Set exercise: Lines that contain the string "côté" are to be copied; leave out all others.

═══ Input for this task

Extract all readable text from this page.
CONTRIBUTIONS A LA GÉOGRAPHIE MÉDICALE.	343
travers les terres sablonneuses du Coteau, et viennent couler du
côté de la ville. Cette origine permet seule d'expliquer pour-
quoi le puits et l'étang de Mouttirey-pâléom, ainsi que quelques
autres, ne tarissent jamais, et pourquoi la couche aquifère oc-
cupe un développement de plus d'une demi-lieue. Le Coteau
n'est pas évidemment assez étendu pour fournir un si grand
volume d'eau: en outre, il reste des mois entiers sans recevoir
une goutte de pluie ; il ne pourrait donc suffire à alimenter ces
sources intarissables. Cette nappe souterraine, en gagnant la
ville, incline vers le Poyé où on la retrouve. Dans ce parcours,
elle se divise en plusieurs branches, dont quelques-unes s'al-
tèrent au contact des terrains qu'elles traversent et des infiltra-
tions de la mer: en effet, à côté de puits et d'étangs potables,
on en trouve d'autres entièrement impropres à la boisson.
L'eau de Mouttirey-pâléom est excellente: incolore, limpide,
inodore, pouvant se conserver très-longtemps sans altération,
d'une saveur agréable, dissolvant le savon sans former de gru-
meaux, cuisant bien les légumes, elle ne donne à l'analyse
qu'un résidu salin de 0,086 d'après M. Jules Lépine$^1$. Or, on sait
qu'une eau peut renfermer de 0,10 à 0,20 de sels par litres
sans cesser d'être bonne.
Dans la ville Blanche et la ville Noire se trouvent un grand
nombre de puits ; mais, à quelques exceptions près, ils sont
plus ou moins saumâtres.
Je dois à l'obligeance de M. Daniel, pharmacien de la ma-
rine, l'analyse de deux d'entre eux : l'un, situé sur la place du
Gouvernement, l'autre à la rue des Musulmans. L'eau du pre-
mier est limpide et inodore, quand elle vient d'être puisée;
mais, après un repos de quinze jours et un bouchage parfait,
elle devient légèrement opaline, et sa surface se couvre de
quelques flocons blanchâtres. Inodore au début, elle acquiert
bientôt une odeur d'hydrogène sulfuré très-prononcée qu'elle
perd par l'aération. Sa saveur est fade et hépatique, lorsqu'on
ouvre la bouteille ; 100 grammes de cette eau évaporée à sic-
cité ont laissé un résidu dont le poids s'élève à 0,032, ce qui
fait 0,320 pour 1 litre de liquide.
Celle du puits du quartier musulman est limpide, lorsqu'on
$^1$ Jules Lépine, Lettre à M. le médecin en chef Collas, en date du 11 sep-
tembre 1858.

══════

Exercise result:
côté de la ville. Cette origine permet seule d'expliquer pour-
tions de la mer: en effet, à côté de puits et d'étangs potables,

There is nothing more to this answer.